» Dataset content
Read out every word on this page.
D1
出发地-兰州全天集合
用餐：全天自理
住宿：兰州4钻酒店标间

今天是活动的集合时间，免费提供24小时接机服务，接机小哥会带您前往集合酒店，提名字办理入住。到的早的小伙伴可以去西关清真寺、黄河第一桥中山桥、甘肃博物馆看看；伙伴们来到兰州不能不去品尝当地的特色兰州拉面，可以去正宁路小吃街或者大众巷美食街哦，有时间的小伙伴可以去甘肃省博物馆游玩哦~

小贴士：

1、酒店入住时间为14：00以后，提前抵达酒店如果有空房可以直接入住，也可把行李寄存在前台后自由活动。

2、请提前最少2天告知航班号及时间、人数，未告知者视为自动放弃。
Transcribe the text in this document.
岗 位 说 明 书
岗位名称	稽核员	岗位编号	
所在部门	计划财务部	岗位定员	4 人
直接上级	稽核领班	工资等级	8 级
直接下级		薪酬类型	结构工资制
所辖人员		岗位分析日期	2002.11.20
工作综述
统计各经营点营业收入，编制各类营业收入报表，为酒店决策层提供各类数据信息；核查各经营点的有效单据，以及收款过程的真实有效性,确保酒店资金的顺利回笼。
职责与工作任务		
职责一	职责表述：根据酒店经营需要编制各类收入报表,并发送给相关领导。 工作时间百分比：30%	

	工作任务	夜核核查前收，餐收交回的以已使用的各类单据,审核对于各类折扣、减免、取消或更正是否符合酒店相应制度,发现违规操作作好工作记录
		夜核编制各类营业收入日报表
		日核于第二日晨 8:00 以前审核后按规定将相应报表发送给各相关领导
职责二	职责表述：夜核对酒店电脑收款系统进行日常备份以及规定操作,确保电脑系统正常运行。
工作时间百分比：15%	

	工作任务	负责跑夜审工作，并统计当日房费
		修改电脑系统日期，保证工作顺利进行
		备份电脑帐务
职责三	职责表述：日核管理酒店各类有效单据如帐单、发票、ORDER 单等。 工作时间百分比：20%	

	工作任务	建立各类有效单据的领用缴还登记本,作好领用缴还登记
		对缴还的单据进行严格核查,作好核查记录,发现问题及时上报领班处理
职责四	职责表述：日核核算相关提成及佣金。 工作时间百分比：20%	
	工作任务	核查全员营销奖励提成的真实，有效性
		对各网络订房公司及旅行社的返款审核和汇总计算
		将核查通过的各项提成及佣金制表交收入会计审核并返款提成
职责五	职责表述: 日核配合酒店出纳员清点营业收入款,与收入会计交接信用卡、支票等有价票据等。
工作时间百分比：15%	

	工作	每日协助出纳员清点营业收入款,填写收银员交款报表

» Exercise description
Extract the data exactly as given.

» Task response
Read out every word on this page.
D1
出发地-兰州全天集合
用餐：全天自理
住宿：兰州4钻酒店标间

今天是活动的集合时间，免费提供24小时接机服务，接机小哥会带您前往集合酒店，提名字办理入住。到的早的小伙伴可以去西关清真寺、黄河第一桥中山桥、甘肃博物馆看看；伙伴们来到兰州不能不去品尝当地的特色兰州拉面，可以去正宁路小吃街或者大众巷美食街哦，有时间的小伙伴可以去甘肃省博物馆游玩哦~

小贴士：

1、酒店入住时间为14：00以后，提前抵达酒店如果有空房可以直接入住，也可把行李寄存在前台后自由活动。

2、请提前最少2天告知航班号及时间、人数，未告知者视为自动放弃。
Transcribe the text in this document.
岗 位 说 明 书
岗位名称	稽核员	岗位编号	
所在部门	计划财务部	岗位定员	4 人
直接上级	稽核领班	工资等级	8 级
直接下级		薪酬类型	结构工资制
所辖人员		岗位分析日期	2002.11.20
工作综述
统计各经营点营业收入，编制各类营业收入报表，为酒店决策层提供各类数据信息；核查各经营点的有效单据，以及收款过程的真实有效性,确保酒店资金的顺利回笼。
职责与工作任务		
职责一	职责表述：根据酒店经营需要编制各类收入报表,并发送给相关领导。 工作时间百分比：30%	

	工作任务	夜核核查前收，餐收交回的以已使用的各类单据,审核对于各类折扣、减免、取消或更正是否符合酒店相应制度,发现违规操作作好工作记录
		夜核编制各类营业收入日报表
		日核于第二日晨 8:00 以前审核后按规定将相应报表发送给各相关领导
职责二	职责表述：夜核对酒店电脑收款系统进行日常备份以及规定操作,确保电脑系统正常运行。
工作时间百分比：15%	

	工作任务	负责跑夜审工作，并统计当日房费
		修改电脑系统日期，保证工作顺利进行
		备份电脑帐务
职责三	职责表述：日核管理酒店各类有效单据如帐单、发票、ORDER 单等。 工作时间百分比：20%	

	工作任务	建立各类有效单据的领用缴还登记本,作好领用缴还登记
		对缴还的单据进行严格核查,作好核查记录,发现问题及时上报领班处理
职责四	职责表述：日核核算相关提成及佣金。 工作时间百分比：20%	
	工作任务	核查全员营销奖励提成的真实，有效性
		对各网络订房公司及旅行社的返款审核和汇总计算
		将核查通过的各项提成及佣金制表交收入会计审核并返款提成
职责五	职责表述: 日核配合酒店出纳员清点营业收入款,与收入会计交接信用卡、支票等有价票据等。
工作时间百分比：15%	

	工作	每日协助出纳员清点营业收入款,填写收银员交款报表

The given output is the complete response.